Task brief
Reproduce all entries precisely as they are written.

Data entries
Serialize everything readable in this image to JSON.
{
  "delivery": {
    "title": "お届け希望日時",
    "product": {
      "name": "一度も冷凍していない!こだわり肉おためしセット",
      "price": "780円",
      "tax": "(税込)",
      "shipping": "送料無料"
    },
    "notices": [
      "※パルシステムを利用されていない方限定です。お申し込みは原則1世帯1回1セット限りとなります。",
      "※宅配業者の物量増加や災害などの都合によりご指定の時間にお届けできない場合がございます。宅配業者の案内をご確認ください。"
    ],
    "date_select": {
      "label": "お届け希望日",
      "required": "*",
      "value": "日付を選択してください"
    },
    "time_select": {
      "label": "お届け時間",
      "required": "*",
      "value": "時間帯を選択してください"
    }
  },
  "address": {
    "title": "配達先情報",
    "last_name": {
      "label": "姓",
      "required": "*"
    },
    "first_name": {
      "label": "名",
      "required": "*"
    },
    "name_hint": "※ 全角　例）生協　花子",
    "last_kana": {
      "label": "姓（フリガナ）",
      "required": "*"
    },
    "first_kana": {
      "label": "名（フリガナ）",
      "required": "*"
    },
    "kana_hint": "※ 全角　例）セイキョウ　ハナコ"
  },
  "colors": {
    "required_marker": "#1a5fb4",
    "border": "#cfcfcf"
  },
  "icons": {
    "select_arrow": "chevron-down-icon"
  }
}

Written answer
Serialize everything readable in this image to JSON.
{
  "delivery": {
    "title": "お届け希望日時",
    "product": {
      "name": "一度も冷凍していない!こだわり肉おためしセット",
      "price": "780円",
      "tax": "(税込)",
      "shipping": "送料無料"
    },
    "notices": [
      "※パルシステムを利用されていない方限定です。お申し込みは原則1世帯1回1セット限りとなります。",
      "※宅配業者の物量増加や災害などの都合によりご指定の時間にお届けできない場合がございます。宅配業者の案内をご確認ください。"
    ],
    "date_select": {
      "label": "お届け希望日",
      "required": "*",
      "value": "日付を選択してください"
    },
    "time_select": {
      "label": "お届け時間",
      "required": "*",
      "value": "時間帯を選択してください"
    }
  },
  "address": {
    "title": "配達先情報",
    "last_name": {
      "label": "姓",
      "required": "*"
    },
    "first_name": {
      "label": "名",
      "required": "*"
    },
    "name_hint": "※ 全角　例）生協　花子",
    "last_kana": {
      "label": "姓（フリガナ）",
      "required": "*"
    },
    "first_kana": {
      "label": "名（フリガナ）",
      "required": "*"
    },
    "kana_hint": "※ 全角　例）セイキョウ　ハナコ"
  },
  "colors": {
    "required_marker": "#1a5fb4",
    "border": "#cfcfcf"
  },
  "icons": {
    "select_arrow": "chevron-down-icon"
  }
}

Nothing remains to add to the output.